Stored data entries
━━━━━━━━━━━━━━━━━━━━━━━━━━━━━━

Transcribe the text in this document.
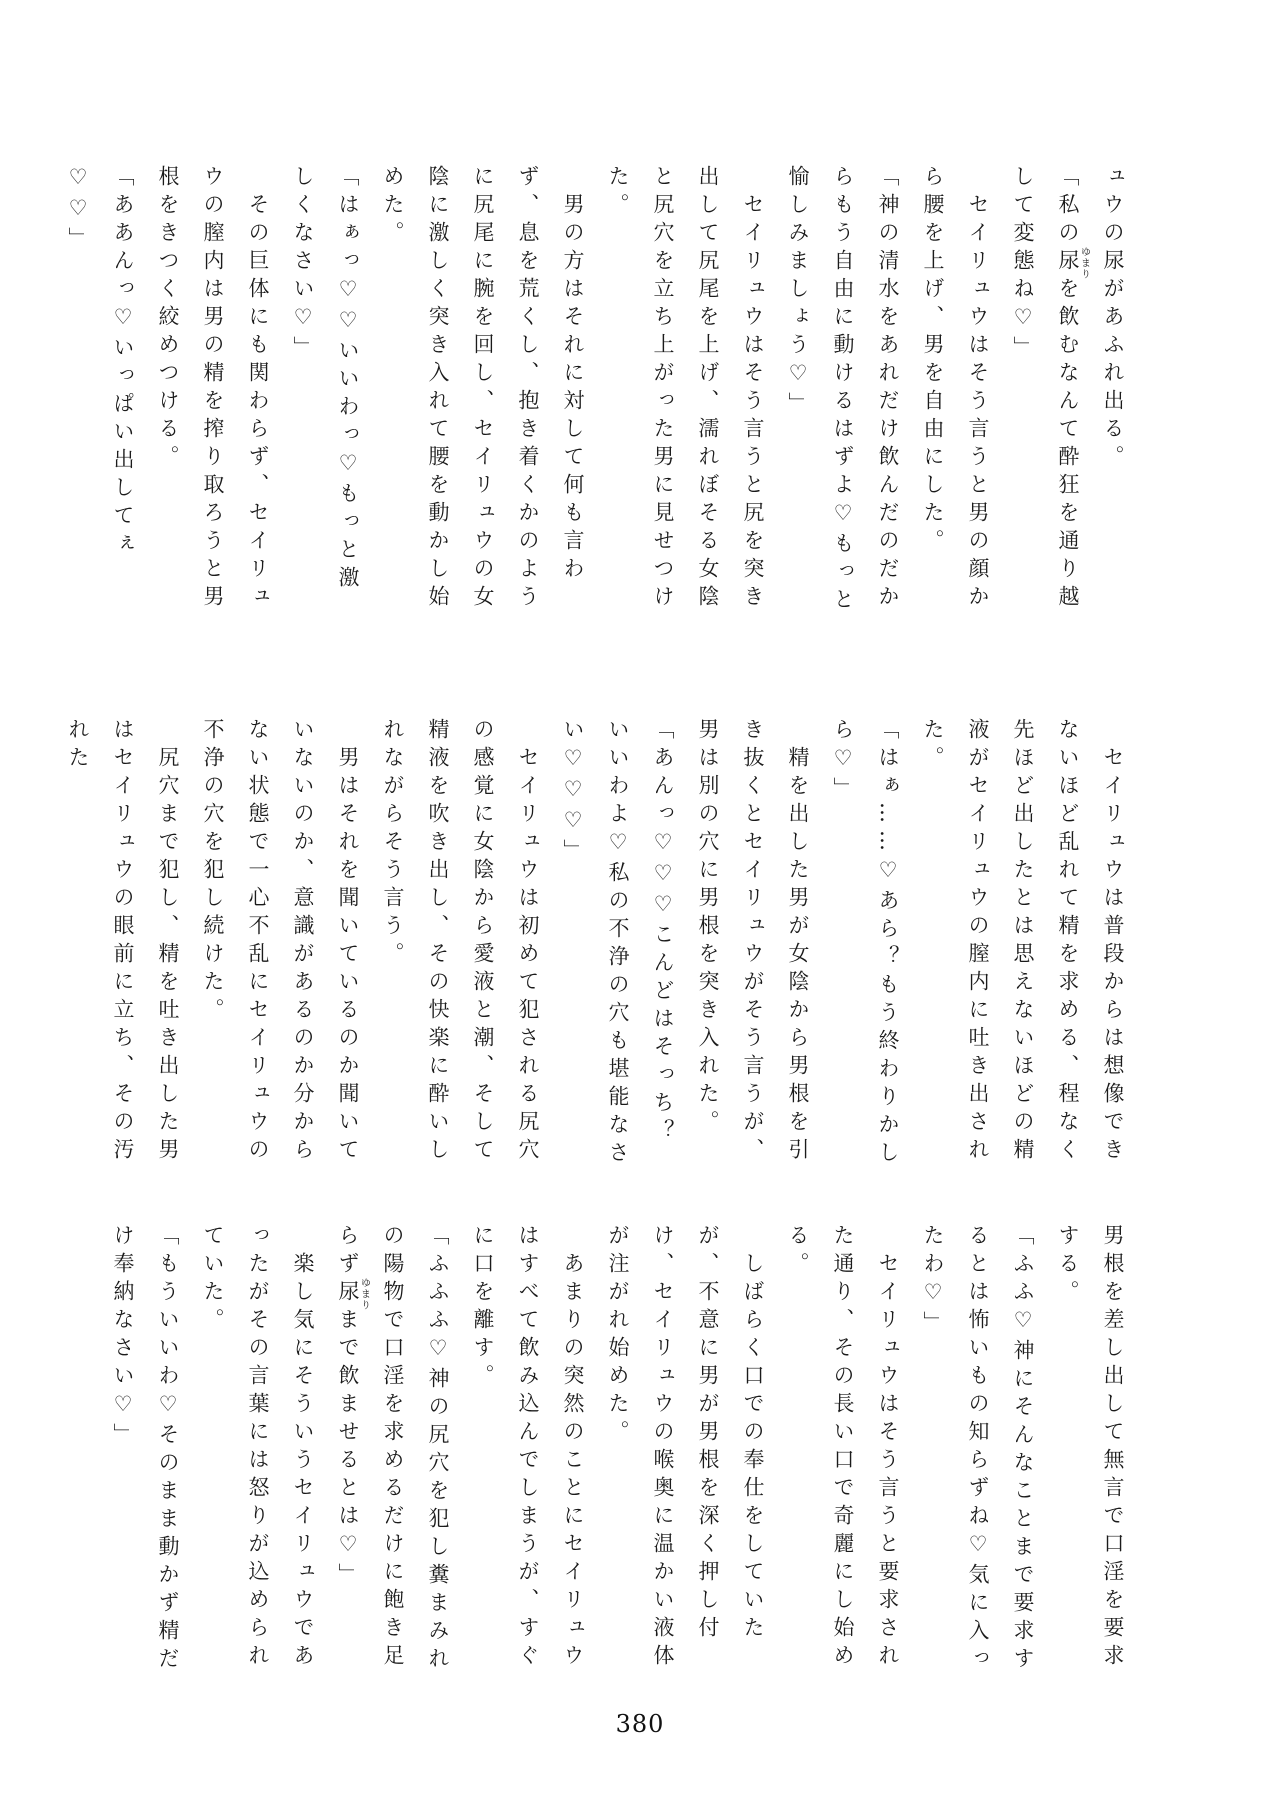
ュウの尿があふれ出る。

「私の尿ゆまりを飲むなんて酔狂を通り越して変態ね♡」

　セイリュウはそう言うと男の顔から腰を上げ、男を自由にした。

「神の清水をあれだけ飲んだのだからもう自由に動けるはずよ♡もっと愉しみましょう♡」

　セイリュウはそう言うと尻を突き出して尻尾を上げ、濡れぼそる女陰と尻穴を立ち上がった男に見せつけた。

　男の方はそれに対して何も言わず、息を荒くし、抱き着くかのように尻尾に腕を回し、セイリュウの女陰に激しく突き入れて腰を動かし始めた。

「はぁっ♡♡いいわっ♡もっと激しくなさい♡」

　その巨体にも関わらず、セイリュウの膣内は男の精を搾り取ろうと男根をきつく絞めつける。

「ああんっ♡いっぱい出してぇ♡♡」

　セイリュウは普段からは想像できないほど乱れて精を求める、程なく先ほど出したとは思えないほどの精液がセイリュウの膣内に吐き出された。

「はぁ……♡あら？もう終わりかしら♡」

　精を出した男が女陰から男根を引き抜くとセイリュウがそう言うが、男は別の穴に男根を突き入れた。

「あんっ♡♡♡こんどはそっち？いいわよ♡私の不浄の穴も堪能なさい♡♡♡」

　セイリュウは初めて犯される尻穴の感覚に女陰から愛液と潮、そして精液を吹き出し、その快楽に酔いしれながらそう言う。

　男はそれを聞いているのか聞いていないのか、意識があるのか分からない状態で一心不乱にセイリュウの不浄の穴を犯し続けた。

　尻穴まで犯し、精を吐き出した男はセイリュウの眼前に立ち、その汚れた

男根を差し出して無言で口淫を要求する。

「ふふ♡神にそんなことまで要求するとは怖いもの知らずね♡気に入ったわ♡」

　セイリュウはそう言うと要求された通り、その長い口で奇麗にし始める。

　しばらく口での奉仕をしていたが、不意に男が男根を深く押し付け、セイリュウの喉奥に温かい液体が注がれ始めた。

　あまりの突然のことにセイリュウはすべて飲み込んでしまうが、すぐに口を離す。

「ふふふ♡神の尻穴を犯し糞まみれの陽物で口淫を求めるだけに飽き足らず尿ゆまりまで飲ませるとは♡」

　楽し気にそういうセイリュウであったがその言葉には怒りが込められていた。

「もういいわ♡そのまま動かず精だけ奉納なさい♡」

380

━━━━━━━━━━━━━━━━━━━━━━━━━━━━━━

▸ WHAT IS ASKED:
Reproduce the records verbatim, omitting all images they contain.

▸ TASK SOLUTION:
Transcribe the text in this document.
ュウの尿があふれ出る。

「私の尿ゆまりを飲むなんて酔狂を通り越して変態ね♡」

　セイリュウはそう言うと男の顔から腰を上げ、男を自由にした。

「神の清水をあれだけ飲んだのだからもう自由に動けるはずよ♡もっと愉しみましょう♡」

　セイリュウはそう言うと尻を突き出して尻尾を上げ、濡れぼそる女陰と尻穴を立ち上がった男に見せつけた。

　男の方はそれに対して何も言わず、息を荒くし、抱き着くかのように尻尾に腕を回し、セイリュウの女陰に激しく突き入れて腰を動かし始めた。

「はぁっ♡♡いいわっ♡もっと激しくなさい♡」

　その巨体にも関わらず、セイリュウの膣内は男の精を搾り取ろうと男根をきつく絞めつける。

「ああんっ♡いっぱい出してぇ♡♡」

　セイリュウは普段からは想像できないほど乱れて精を求める、程なく先ほど出したとは思えないほどの精液がセイリュウの膣内に吐き出された。

「はぁ……♡あら？もう終わりかしら♡」

　精を出した男が女陰から男根を引き抜くとセイリュウがそう言うが、男は別の穴に男根を突き入れた。

「あんっ♡♡♡こんどはそっち？いいわよ♡私の不浄の穴も堪能なさい♡♡♡」

　セイリュウは初めて犯される尻穴の感覚に女陰から愛液と潮、そして精液を吹き出し、その快楽に酔いしれながらそう言う。

　男はそれを聞いているのか聞いていないのか、意識があるのか分からない状態で一心不乱にセイリュウの不浄の穴を犯し続けた。

　尻穴まで犯し、精を吐き出した男はセイリュウの眼前に立ち、その汚れた

男根を差し出して無言で口淫を要求する。

「ふふ♡神にそんなことまで要求するとは怖いもの知らずね♡気に入ったわ♡」

　セイリュウはそう言うと要求された通り、その長い口で奇麗にし始める。

　しばらく口での奉仕をしていたが、不意に男が男根を深く押し付け、セイリュウの喉奥に温かい液体が注がれ始めた。

　あまりの突然のことにセイリュウはすべて飲み込んでしまうが、すぐに口を離す。

「ふふふ♡神の尻穴を犯し糞まみれの陽物で口淫を求めるだけに飽き足らず尿ゆまりまで飲ませるとは♡」

　楽し気にそういうセイリュウであったがその言葉には怒りが込められていた。

「もういいわ♡そのまま動かず精だけ奉納なさい♡」

380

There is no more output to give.